Строго говоря, кочевые племена, вели не кочевой, а миграционный образ жизни: они передвигались от одного известного им места до другого, от зимних стоянок к летним, и наоборот. Пауни кочевали только летом, запасая мясо бизонов на зиму. Манданы же, например, вообще не двигались с места, а навахо, наоборот, из кочевого племени превратились в оседлых земледельцев, но способствовала этому не лошадь, а большое количество бежавших к ним индейцев пуэбло после восстания 1680 года.
На раннем этапе появление лошадей не положило конец земледелию у апачей, а напротив, продвинуло его вперёд. Так как лошади и новая военная модель были сначала принадлежностью только их народа, отдельные группы которого жили в мире друг с другом, это давало им огромные преимущества над другими племенами, а, следовательно, и безопасность. В этих условиях кочевая жизнь с наличием бизоньей охоты не казалась апачам более выгодной по сравнению с жизнью земледельцев. Они успешно сочетали охоту с земледелием, в зависимости от годовых циклов, что позволяло максимально использовать ресурсы Западных Равнин.

• Задания
1. Ответьте на вопросы по отрывку о племенах Равнин:
(а) В какое время года кочевали пауни?
(б) Что способствовало превращению навахо в оседлых земледельцев?
(в) С каким занятием апачи успешно сочетали земледелие?
2. Повторите дословно строки листинга: от строки, содержащей «zone-bar-track bbox=[20, 1596, 553, 1609]», до конца листинга, включая обе границы.
Листинг никак не связан с отрывком.

(Листинги элементов с аннотациями)
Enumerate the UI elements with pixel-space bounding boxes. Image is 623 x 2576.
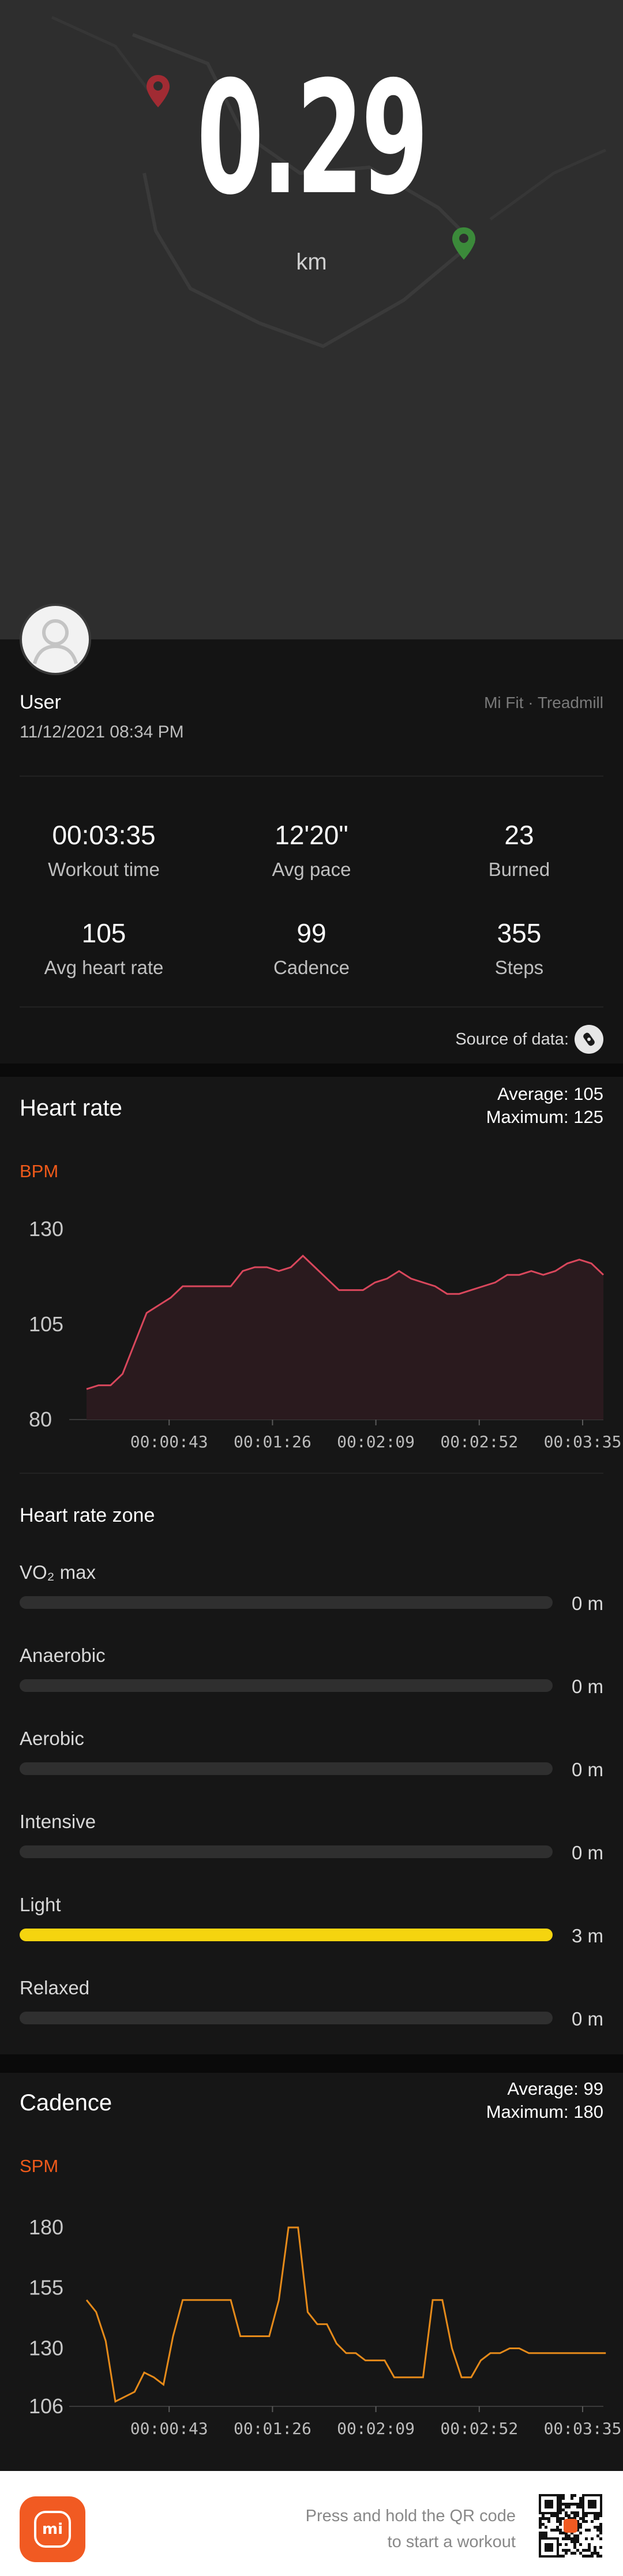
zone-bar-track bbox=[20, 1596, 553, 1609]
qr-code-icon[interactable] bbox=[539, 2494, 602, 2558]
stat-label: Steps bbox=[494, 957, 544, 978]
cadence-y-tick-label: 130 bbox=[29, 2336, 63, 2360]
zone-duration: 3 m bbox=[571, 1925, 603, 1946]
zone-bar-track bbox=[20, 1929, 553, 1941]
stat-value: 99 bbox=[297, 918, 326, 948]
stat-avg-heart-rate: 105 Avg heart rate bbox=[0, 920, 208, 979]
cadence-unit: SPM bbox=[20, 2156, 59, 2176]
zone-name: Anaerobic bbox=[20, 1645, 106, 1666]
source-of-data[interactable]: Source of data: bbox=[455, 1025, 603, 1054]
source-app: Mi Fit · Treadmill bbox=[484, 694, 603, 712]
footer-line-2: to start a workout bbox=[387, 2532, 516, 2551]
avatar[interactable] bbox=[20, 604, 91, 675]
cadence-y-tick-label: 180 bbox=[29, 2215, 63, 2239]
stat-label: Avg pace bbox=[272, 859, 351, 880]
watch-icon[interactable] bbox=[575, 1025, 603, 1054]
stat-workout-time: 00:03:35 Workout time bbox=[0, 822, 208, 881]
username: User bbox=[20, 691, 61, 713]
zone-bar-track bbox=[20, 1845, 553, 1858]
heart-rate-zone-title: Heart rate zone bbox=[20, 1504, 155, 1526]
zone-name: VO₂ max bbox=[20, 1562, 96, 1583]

• Ответы к заданиям
1.
(а) Только летом: они запасали мясо бизонов на зиму.
(б) Большое количество индейцев пуэбло, бежавших к ним после восстания 1680 года.
(в) С охотой, в зависимости от годовых циклов.

2.
zone-bar-track bbox=[20, 1596, 553, 1609]
qr-code-icon[interactable] bbox=[539, 2494, 602, 2558]
stat-label: Steps bbox=[494, 957, 544, 978]
cadence-y-tick-label: 130 bbox=[29, 2336, 63, 2360]
zone-duration: 3 m bbox=[571, 1925, 603, 1946]
zone-bar-track bbox=[20, 1929, 553, 1941]
stat-value: 99 bbox=[297, 918, 326, 948]
stat-avg-heart-rate: 105 Avg heart rate bbox=[0, 920, 208, 979]
cadence-unit: SPM bbox=[20, 2156, 59, 2176]
zone-name: Anaerobic bbox=[20, 1645, 106, 1666]
source-of-data[interactable]: Source of data: bbox=[455, 1025, 603, 1054]
source-app: Mi Fit · Treadmill bbox=[484, 694, 603, 712]
footer-line-2: to start a workout bbox=[387, 2532, 516, 2551]
avatar[interactable] bbox=[20, 604, 91, 675]
cadence-y-tick-label: 180 bbox=[29, 2215, 63, 2239]
stat-label: Avg pace bbox=[272, 859, 351, 880]
watch-icon[interactable] bbox=[575, 1025, 603, 1054]
stat-workout-time: 00:03:35 Workout time bbox=[0, 822, 208, 881]
username: User bbox=[20, 691, 61, 713]
zone-bar-track bbox=[20, 1845, 553, 1858]
heart-rate-zone-title: Heart rate zone bbox=[20, 1504, 155, 1526]
zone-name: VO₂ max bbox=[20, 1562, 96, 1583]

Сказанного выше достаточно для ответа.